• **AIM**
Across the entries, how many lines have the string "before" in them? Reply with only a number.

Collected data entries
+---+

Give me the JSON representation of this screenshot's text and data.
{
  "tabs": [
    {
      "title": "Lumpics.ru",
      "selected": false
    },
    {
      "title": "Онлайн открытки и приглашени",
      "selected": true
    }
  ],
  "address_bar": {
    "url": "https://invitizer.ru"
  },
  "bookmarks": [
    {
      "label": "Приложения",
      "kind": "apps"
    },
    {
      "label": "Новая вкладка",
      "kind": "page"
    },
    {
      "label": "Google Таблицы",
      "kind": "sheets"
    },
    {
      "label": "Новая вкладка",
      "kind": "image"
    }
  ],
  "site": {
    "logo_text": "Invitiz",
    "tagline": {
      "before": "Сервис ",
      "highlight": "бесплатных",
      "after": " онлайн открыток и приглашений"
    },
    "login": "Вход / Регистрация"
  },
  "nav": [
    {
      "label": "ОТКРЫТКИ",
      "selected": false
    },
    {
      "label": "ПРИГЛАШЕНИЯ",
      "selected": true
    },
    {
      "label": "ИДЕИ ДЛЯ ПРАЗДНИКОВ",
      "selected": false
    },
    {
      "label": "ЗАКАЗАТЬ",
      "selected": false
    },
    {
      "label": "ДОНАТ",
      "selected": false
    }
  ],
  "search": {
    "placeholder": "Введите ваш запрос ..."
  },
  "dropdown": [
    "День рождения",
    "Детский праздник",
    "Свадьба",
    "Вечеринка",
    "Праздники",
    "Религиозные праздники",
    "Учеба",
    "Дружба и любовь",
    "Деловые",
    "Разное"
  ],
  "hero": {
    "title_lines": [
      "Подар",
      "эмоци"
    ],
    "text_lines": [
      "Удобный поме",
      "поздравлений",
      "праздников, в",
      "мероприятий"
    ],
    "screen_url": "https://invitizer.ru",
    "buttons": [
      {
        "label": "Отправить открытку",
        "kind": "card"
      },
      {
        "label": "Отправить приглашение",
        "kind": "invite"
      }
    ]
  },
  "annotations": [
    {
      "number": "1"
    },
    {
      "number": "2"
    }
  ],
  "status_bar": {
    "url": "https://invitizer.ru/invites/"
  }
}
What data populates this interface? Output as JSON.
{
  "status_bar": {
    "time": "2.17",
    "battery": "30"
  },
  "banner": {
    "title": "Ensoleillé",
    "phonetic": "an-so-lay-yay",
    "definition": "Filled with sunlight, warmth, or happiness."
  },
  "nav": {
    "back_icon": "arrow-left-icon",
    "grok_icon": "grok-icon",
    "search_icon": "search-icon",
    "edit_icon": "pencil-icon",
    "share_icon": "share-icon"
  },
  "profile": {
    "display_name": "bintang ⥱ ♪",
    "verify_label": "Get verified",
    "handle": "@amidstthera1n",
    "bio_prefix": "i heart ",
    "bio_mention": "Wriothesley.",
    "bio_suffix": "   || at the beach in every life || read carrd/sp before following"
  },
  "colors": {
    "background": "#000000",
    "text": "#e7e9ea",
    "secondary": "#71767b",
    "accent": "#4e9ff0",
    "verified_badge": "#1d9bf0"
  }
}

+---+

• **EXERCISE RESPONSE**
2